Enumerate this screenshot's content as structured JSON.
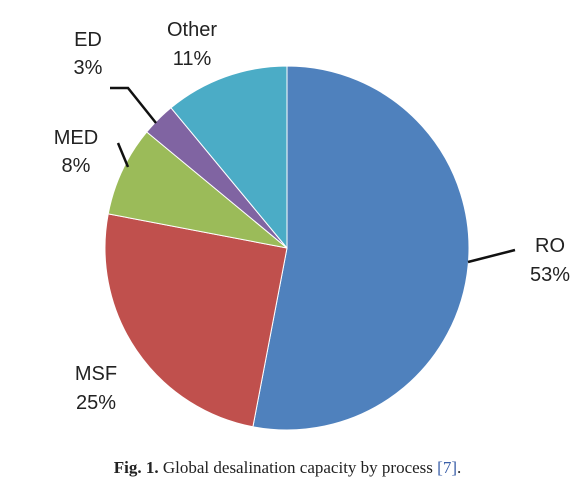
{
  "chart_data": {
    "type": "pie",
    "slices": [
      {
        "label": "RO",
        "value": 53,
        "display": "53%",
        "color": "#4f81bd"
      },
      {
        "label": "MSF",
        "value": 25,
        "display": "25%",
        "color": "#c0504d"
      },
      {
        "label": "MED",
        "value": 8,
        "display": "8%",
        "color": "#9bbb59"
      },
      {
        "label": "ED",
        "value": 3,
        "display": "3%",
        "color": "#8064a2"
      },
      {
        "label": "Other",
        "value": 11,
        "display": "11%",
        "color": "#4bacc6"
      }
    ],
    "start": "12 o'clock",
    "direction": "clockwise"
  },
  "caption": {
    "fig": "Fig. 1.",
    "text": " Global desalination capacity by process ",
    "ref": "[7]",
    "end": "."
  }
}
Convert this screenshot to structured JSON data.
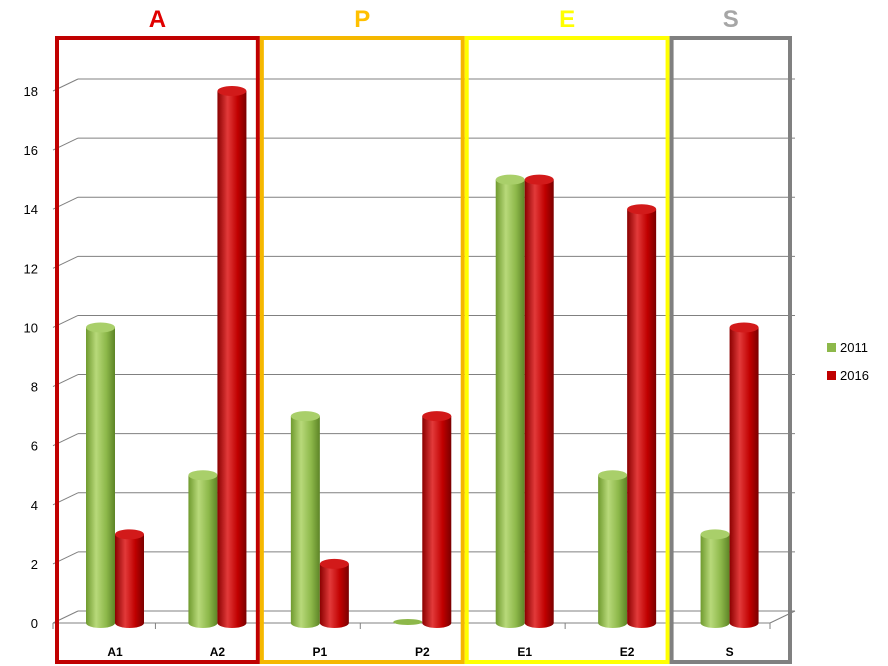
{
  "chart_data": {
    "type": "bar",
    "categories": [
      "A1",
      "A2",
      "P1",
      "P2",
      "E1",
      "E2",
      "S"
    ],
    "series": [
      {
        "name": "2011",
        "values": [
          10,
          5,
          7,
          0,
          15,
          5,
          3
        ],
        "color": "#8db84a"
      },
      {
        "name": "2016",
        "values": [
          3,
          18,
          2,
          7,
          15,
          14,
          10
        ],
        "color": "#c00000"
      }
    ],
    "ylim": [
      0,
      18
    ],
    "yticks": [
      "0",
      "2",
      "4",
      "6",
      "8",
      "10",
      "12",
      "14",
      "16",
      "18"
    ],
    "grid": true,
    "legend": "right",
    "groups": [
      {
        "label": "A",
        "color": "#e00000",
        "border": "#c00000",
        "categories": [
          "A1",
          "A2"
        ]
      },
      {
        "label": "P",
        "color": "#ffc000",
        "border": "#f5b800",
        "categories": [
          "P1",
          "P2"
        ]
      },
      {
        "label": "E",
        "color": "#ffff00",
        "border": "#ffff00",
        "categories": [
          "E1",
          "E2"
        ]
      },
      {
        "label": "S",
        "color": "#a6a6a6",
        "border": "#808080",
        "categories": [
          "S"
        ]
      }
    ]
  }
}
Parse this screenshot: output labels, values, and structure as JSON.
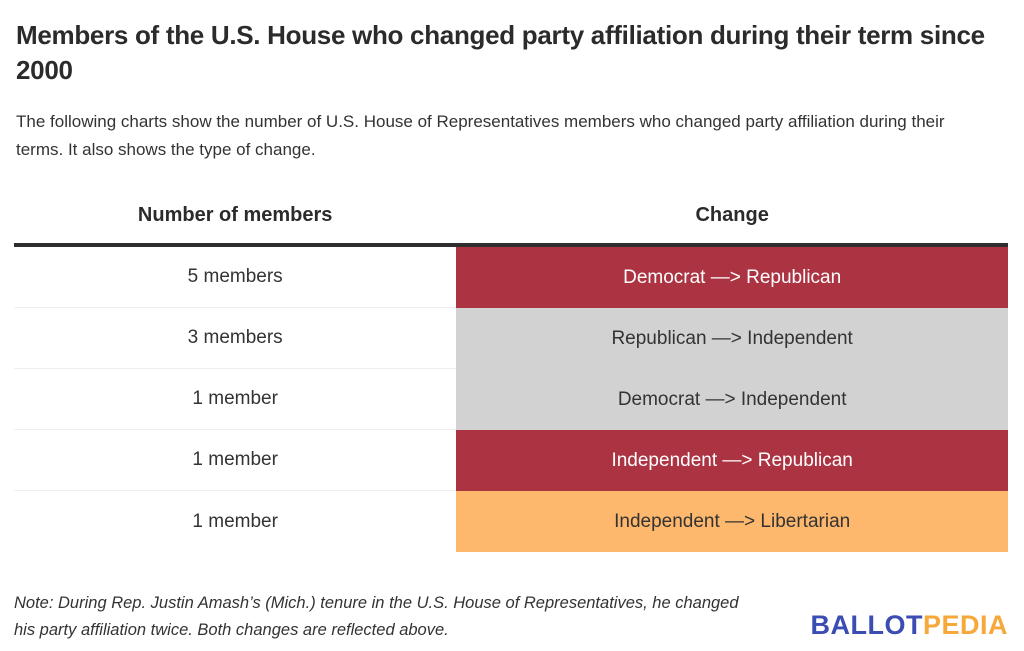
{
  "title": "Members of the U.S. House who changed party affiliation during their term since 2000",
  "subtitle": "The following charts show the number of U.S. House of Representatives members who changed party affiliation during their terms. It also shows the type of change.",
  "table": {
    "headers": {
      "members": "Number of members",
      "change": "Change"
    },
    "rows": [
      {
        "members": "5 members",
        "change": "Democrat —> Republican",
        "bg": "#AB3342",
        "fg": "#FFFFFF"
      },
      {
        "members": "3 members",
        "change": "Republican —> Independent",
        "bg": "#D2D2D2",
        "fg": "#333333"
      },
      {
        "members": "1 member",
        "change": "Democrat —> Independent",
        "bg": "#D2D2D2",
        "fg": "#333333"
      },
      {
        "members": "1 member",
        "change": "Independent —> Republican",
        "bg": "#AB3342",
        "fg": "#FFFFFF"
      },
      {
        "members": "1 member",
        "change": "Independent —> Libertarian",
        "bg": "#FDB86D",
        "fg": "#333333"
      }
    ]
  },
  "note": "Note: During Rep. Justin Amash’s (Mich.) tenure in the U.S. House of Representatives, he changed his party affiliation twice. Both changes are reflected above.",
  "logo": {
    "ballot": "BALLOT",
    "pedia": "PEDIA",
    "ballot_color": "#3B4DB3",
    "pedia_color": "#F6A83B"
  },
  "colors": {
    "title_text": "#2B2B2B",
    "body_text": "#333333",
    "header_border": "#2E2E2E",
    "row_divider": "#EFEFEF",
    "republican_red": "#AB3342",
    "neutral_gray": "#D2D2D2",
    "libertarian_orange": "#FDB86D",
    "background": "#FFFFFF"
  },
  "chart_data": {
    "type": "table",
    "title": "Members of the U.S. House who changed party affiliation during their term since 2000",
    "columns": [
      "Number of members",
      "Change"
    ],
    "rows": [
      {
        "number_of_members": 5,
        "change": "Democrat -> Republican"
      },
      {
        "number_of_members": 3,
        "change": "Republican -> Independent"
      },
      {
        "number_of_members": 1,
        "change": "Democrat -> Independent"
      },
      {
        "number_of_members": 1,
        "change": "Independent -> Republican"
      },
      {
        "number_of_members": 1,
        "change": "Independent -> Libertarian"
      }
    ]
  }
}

- - - - -

**Task directions**
Looking at the listing above, how many of its lines contain the string "House"? Give the number alone.

**Exercise response**
4